• Instruction:
Find the lines holding the word "text" and collect them.

• Exercise inputs:
START
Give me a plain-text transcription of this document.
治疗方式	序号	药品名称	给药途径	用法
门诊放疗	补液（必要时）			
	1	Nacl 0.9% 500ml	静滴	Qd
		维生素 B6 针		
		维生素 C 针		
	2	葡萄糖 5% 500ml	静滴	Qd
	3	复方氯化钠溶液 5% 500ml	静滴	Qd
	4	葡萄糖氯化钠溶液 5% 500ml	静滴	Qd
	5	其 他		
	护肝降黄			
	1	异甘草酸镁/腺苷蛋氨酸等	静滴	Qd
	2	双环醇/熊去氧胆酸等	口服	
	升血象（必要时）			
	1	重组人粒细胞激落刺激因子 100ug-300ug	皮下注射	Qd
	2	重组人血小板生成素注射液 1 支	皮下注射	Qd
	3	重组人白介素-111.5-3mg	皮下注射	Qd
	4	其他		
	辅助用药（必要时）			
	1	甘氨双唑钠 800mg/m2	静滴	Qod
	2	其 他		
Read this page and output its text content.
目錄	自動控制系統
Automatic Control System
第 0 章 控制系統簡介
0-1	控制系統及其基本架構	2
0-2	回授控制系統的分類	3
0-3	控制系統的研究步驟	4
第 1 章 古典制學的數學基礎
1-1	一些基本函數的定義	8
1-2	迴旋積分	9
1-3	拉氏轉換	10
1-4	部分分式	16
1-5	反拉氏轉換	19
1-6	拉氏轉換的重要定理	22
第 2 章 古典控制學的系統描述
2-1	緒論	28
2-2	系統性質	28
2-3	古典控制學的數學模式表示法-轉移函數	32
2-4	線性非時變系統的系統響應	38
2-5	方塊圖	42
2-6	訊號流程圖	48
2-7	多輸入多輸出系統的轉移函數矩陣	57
END
• Answer in full:
Give me a plain-text transcription of this document.
Read this page and output its text content.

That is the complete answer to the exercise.